**GIVEN EXERCISE**. Go through the records and give each one again exactly.

━━━ DATA IN THIS EXERCISE ━━━

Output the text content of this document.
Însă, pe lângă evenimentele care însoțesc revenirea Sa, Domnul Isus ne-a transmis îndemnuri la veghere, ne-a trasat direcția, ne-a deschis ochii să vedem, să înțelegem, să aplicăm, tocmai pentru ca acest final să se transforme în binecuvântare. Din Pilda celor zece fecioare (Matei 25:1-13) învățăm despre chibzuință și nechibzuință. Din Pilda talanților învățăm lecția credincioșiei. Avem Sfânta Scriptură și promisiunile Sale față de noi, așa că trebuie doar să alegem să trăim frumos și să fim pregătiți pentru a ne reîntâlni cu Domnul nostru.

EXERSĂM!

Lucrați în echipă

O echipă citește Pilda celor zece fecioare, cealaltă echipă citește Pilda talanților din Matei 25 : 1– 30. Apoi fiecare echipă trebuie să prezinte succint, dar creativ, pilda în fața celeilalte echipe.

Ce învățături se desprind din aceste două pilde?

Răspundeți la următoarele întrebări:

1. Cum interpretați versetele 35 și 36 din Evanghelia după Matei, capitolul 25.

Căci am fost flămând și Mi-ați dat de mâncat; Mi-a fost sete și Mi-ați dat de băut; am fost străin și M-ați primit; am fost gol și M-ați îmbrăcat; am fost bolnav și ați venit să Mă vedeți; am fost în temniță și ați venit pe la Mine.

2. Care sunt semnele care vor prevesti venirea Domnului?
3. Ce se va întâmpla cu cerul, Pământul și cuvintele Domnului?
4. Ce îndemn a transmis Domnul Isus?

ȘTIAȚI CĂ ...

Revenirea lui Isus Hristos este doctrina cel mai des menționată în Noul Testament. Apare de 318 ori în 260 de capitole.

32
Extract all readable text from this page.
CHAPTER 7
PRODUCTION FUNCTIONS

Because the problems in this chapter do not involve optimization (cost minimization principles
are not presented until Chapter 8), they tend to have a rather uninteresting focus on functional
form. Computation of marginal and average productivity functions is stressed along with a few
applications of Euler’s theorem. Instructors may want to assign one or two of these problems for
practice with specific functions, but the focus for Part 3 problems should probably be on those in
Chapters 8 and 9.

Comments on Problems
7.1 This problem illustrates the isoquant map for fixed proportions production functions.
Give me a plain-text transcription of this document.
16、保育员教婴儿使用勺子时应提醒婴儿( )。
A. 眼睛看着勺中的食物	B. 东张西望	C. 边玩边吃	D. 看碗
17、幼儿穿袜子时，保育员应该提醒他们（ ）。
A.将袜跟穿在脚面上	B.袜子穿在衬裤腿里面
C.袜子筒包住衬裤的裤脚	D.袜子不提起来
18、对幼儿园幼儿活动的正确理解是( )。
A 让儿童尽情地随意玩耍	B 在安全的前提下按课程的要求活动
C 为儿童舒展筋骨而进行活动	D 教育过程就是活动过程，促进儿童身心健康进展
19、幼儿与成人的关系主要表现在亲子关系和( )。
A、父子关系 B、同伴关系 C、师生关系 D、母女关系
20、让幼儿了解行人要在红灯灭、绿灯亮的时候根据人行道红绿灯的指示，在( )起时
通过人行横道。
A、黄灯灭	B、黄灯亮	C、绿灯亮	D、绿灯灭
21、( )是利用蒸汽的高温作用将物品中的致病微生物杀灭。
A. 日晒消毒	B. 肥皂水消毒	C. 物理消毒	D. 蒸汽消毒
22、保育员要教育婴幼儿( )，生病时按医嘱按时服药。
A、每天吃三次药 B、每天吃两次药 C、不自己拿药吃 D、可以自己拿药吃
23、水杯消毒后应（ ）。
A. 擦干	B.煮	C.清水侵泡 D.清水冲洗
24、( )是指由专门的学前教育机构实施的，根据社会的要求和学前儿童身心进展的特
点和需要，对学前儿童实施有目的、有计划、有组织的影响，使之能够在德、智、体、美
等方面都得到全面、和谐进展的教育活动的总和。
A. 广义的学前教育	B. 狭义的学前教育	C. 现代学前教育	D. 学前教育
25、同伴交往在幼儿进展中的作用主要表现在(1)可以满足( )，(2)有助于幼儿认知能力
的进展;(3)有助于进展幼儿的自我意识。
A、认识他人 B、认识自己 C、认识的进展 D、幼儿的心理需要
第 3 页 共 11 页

━━━

**FINISHED TASK**.
Output the text content of this document.
Însă, pe lângă evenimentele care însoțesc revenirea Sa, Domnul Isus ne-a transmis îndemnuri la veghere, ne-a trasat direcția, ne-a deschis ochii să vedem, să înțelegem, să aplicăm, tocmai pentru ca acest final să se transforme în binecuvântare. Din Pilda celor zece fecioare (Matei 25:1-13) învățăm despre chibzuință și nechibzuință. Din Pilda talanților învățăm lecția credincioșiei. Avem Sfânta Scriptură și promisiunile Sale față de noi, așa că trebuie doar să alegem să trăim frumos și să fim pregătiți pentru a ne reîntâlni cu Domnul nostru.

EXERSĂM!

Lucrați în echipă

O echipă citește Pilda celor zece fecioare, cealaltă echipă citește Pilda talanților din Matei 25 : 1– 30. Apoi fiecare echipă trebuie să prezinte succint, dar creativ, pilda în fața celeilalte echipe.

Ce învățături se desprind din aceste două pilde?

Răspundeți la următoarele întrebări:

1. Cum interpretați versetele 35 și 36 din Evanghelia după Matei, capitolul 25.

Căci am fost flămând și Mi-ați dat de mâncat; Mi-a fost sete și Mi-ați dat de băut; am fost străin și M-ați primit; am fost gol și M-ați îmbrăcat; am fost bolnav și ați venit să Mă vedeți; am fost în temniță și ați venit pe la Mine.

2. Care sunt semnele care vor prevesti venirea Domnului?
3. Ce se va întâmpla cu cerul, Pământul și cuvintele Domnului?
4. Ce îndemn a transmis Domnul Isus?

ȘTIAȚI CĂ ...

Revenirea lui Isus Hristos este doctrina cel mai des menționată în Noul Testament. Apare de 318 ori în 260 de capitole.

32
Extract all readable text from this page.
CHAPTER 7
PRODUCTION FUNCTIONS

Because the problems in this chapter do not involve optimization (cost minimization principles
are not presented until Chapter 8), they tend to have a rather uninteresting focus on functional
form. Computation of marginal and average productivity functions is stressed along with a few
applications of Euler’s theorem. Instructors may want to assign one or two of these problems for
practice with specific functions, but the focus for Part 3 problems should probably be on those in
Chapters 8 and 9.

Comments on Problems
7.1 This problem illustrates the isoquant map for fixed proportions production functions.
Give me a plain-text transcription of this document.
16、保育员教婴儿使用勺子时应提醒婴儿( )。
A. 眼睛看着勺中的食物	B. 东张西望	C. 边玩边吃	D. 看碗
17、幼儿穿袜子时，保育员应该提醒他们（ ）。
A.将袜跟穿在脚面上	B.袜子穿在衬裤腿里面
C.袜子筒包住衬裤的裤脚	D.袜子不提起来
18、对幼儿园幼儿活动的正确理解是( )。
A 让儿童尽情地随意玩耍	B 在安全的前提下按课程的要求活动
C 为儿童舒展筋骨而进行活动	D 教育过程就是活动过程，促进儿童身心健康进展
19、幼儿与成人的关系主要表现在亲子关系和( )。
A、父子关系 B、同伴关系 C、师生关系 D、母女关系
20、让幼儿了解行人要在红灯灭、绿灯亮的时候根据人行道红绿灯的指示，在( )起时
通过人行横道。
A、黄灯灭	B、黄灯亮	C、绿灯亮	D、绿灯灭
21、( )是利用蒸汽的高温作用将物品中的致病微生物杀灭。
A. 日晒消毒	B. 肥皂水消毒	C. 物理消毒	D. 蒸汽消毒
22、保育员要教育婴幼儿( )，生病时按医嘱按时服药。
A、每天吃三次药 B、每天吃两次药 C、不自己拿药吃 D、可以自己拿药吃
23、水杯消毒后应（ ）。
A. 擦干	B.煮	C.清水侵泡 D.清水冲洗
24、( )是指由专门的学前教育机构实施的，根据社会的要求和学前儿童身心进展的特
点和需要，对学前儿童实施有目的、有计划、有组织的影响，使之能够在德、智、体、美
等方面都得到全面、和谐进展的教育活动的总和。
A. 广义的学前教育	B. 狭义的学前教育	C. 现代学前教育	D. 学前教育
25、同伴交往在幼儿进展中的作用主要表现在(1)可以满足( )，(2)有助于幼儿认知能力
的进展;(3)有助于进展幼儿的自我意识。
A、认识他人 B、认识自己 C、认识的进展 D、幼儿的心理需要
第 3 页 共 11 页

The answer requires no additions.